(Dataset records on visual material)
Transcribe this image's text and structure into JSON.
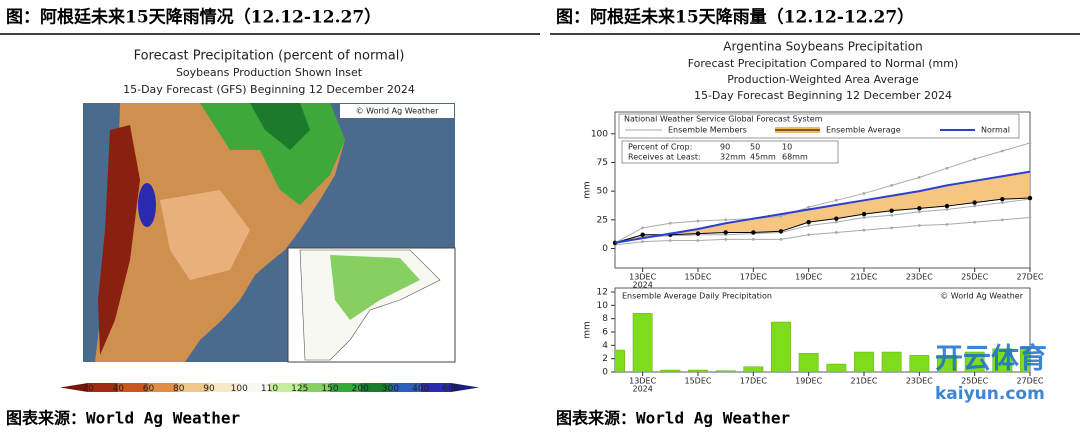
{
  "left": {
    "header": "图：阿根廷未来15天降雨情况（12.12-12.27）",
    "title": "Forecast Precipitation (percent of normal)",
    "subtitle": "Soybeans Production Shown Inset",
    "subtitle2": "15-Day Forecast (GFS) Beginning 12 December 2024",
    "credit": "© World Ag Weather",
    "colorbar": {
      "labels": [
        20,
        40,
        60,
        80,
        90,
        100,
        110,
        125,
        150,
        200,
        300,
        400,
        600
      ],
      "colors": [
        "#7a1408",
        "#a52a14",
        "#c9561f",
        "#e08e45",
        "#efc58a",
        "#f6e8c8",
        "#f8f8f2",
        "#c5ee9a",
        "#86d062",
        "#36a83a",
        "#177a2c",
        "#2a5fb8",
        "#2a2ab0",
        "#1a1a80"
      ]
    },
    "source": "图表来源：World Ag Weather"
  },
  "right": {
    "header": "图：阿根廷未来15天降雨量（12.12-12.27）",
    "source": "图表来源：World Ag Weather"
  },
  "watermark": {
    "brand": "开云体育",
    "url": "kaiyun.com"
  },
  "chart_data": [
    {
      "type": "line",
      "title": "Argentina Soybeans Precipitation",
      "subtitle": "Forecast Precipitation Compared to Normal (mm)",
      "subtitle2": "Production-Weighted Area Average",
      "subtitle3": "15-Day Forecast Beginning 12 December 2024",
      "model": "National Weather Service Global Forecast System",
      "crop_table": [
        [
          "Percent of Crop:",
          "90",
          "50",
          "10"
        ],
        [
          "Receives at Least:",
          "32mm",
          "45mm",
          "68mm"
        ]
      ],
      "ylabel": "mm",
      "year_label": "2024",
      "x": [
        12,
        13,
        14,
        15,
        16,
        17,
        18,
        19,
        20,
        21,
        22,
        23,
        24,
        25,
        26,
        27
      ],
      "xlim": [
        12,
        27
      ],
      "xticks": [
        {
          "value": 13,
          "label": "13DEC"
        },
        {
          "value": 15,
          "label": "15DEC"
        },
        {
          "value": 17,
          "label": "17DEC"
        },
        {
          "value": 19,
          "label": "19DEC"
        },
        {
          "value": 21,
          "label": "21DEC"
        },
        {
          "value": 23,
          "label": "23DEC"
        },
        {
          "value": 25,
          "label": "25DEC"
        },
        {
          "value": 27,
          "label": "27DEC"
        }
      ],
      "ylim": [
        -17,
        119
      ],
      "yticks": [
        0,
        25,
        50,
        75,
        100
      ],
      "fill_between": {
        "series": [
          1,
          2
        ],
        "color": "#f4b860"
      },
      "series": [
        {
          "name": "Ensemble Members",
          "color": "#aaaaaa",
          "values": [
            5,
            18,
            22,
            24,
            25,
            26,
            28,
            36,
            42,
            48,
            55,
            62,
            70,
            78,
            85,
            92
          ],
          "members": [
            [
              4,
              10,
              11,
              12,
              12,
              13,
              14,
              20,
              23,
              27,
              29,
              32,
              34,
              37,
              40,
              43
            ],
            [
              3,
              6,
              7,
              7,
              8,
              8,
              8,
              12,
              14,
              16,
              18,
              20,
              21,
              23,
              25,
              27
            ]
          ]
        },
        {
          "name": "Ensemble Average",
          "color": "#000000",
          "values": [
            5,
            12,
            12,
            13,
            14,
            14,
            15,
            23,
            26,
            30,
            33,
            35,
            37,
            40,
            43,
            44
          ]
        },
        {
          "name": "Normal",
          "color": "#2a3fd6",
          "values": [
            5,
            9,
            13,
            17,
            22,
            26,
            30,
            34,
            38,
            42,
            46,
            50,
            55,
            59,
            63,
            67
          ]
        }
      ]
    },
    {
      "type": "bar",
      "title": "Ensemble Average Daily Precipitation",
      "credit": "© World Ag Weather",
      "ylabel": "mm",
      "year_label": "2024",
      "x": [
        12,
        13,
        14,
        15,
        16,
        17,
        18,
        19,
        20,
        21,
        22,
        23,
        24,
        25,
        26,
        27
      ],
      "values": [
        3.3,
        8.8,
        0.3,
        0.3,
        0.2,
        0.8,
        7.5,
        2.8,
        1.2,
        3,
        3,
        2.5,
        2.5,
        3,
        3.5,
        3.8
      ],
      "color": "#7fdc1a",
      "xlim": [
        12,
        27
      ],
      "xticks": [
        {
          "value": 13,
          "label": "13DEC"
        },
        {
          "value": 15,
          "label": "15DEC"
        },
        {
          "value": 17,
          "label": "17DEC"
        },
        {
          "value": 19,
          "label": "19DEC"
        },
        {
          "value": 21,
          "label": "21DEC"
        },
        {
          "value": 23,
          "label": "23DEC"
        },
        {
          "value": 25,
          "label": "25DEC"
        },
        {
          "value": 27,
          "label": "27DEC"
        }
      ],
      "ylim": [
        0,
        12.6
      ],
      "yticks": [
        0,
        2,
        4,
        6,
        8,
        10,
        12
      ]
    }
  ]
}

— DO THIS —
Repeat the records above exactly, leaving out any pictures they contain.

— EXPECTED OUTPUT —
Transcribe this image's text and structure into JSON.
{
  "left": {
    "header": "图：阿根廷未来15天降雨情况（12.12-12.27）",
    "title": "Forecast Precipitation (percent of normal)",
    "subtitle": "Soybeans Production Shown Inset",
    "subtitle2": "15-Day Forecast (GFS) Beginning 12 December 2024",
    "credit": "© World Ag Weather",
    "colorbar": {
      "labels": [
        20,
        40,
        60,
        80,
        90,
        100,
        110,
        125,
        150,
        200,
        300,
        400,
        600
      ],
      "colors": [
        "#7a1408",
        "#a52a14",
        "#c9561f",
        "#e08e45",
        "#efc58a",
        "#f6e8c8",
        "#f8f8f2",
        "#c5ee9a",
        "#86d062",
        "#36a83a",
        "#177a2c",
        "#2a5fb8",
        "#2a2ab0",
        "#1a1a80"
      ]
    },
    "source": "图表来源：World Ag Weather"
  },
  "right": {
    "header": "图：阿根廷未来15天降雨量（12.12-12.27）",
    "source": "图表来源：World Ag Weather"
  },
  "watermark": {
    "brand": "开云体育",
    "url": "kaiyun.com"
  },
  "chart_data": [
    {
      "type": "line",
      "title": "Argentina Soybeans Precipitation",
      "subtitle": "Forecast Precipitation Compared to Normal (mm)",
      "subtitle2": "Production-Weighted Area Average",
      "subtitle3": "15-Day Forecast Beginning 12 December 2024",
      "model": "National Weather Service Global Forecast System",
      "crop_table": [
        [
          "Percent of Crop:",
          "90",
          "50",
          "10"
        ],
        [
          "Receives at Least:",
          "32mm",
          "45mm",
          "68mm"
        ]
      ],
      "ylabel": "mm",
      "year_label": "2024",
      "x": [
        12,
        13,
        14,
        15,
        16,
        17,
        18,
        19,
        20,
        21,
        22,
        23,
        24,
        25,
        26,
        27
      ],
      "xlim": [
        12,
        27
      ],
      "xticks": [
        {
          "value": 13,
          "label": "13DEC"
        },
        {
          "value": 15,
          "label": "15DEC"
        },
        {
          "value": 17,
          "label": "17DEC"
        },
        {
          "value": 19,
          "label": "19DEC"
        },
        {
          "value": 21,
          "label": "21DEC"
        },
        {
          "value": 23,
          "label": "23DEC"
        },
        {
          "value": 25,
          "label": "25DEC"
        },
        {
          "value": 27,
          "label": "27DEC"
        }
      ],
      "ylim": [
        -17,
        119
      ],
      "yticks": [
        0,
        25,
        50,
        75,
        100
      ],
      "fill_between": {
        "series": [
          1,
          2
        ],
        "color": "#f4b860"
      },
      "series": [
        {
          "name": "Ensemble Members",
          "color": "#aaaaaa",
          "values": [
            5,
            18,
            22,
            24,
            25,
            26,
            28,
            36,
            42,
            48,
            55,
            62,
            70,
            78,
            85,
            92
          ],
          "members": [
            [
              4,
              10,
              11,
              12,
              12,
              13,
              14,
              20,
              23,
              27,
              29,
              32,
              34,
              37,
              40,
              43
            ],
            [
              3,
              6,
              7,
              7,
              8,
              8,
              8,
              12,
              14,
              16,
              18,
              20,
              21,
              23,
              25,
              27
            ]
          ]
        },
        {
          "name": "Ensemble Average",
          "color": "#000000",
          "values": [
            5,
            12,
            12,
            13,
            14,
            14,
            15,
            23,
            26,
            30,
            33,
            35,
            37,
            40,
            43,
            44
          ]
        },
        {
          "name": "Normal",
          "color": "#2a3fd6",
          "values": [
            5,
            9,
            13,
            17,
            22,
            26,
            30,
            34,
            38,
            42,
            46,
            50,
            55,
            59,
            63,
            67
          ]
        }
      ]
    },
    {
      "type": "bar",
      "title": "Ensemble Average Daily Precipitation",
      "credit": "© World Ag Weather",
      "ylabel": "mm",
      "year_label": "2024",
      "x": [
        12,
        13,
        14,
        15,
        16,
        17,
        18,
        19,
        20,
        21,
        22,
        23,
        24,
        25,
        26,
        27
      ],
      "values": [
        3.3,
        8.8,
        0.3,
        0.3,
        0.2,
        0.8,
        7.5,
        2.8,
        1.2,
        3,
        3,
        2.5,
        2.5,
        3,
        3.5,
        3.8
      ],
      "color": "#7fdc1a",
      "xlim": [
        12,
        27
      ],
      "xticks": [
        {
          "value": 13,
          "label": "13DEC"
        },
        {
          "value": 15,
          "label": "15DEC"
        },
        {
          "value": 17,
          "label": "17DEC"
        },
        {
          "value": 19,
          "label": "19DEC"
        },
        {
          "value": 21,
          "label": "21DEC"
        },
        {
          "value": 23,
          "label": "23DEC"
        },
        {
          "value": 25,
          "label": "25DEC"
        },
        {
          "value": 27,
          "label": "27DEC"
        }
      ],
      "ylim": [
        0,
        12.6
      ],
      "yticks": [
        0,
        2,
        4,
        6,
        8,
        10,
        12
      ]
    }
  ]
}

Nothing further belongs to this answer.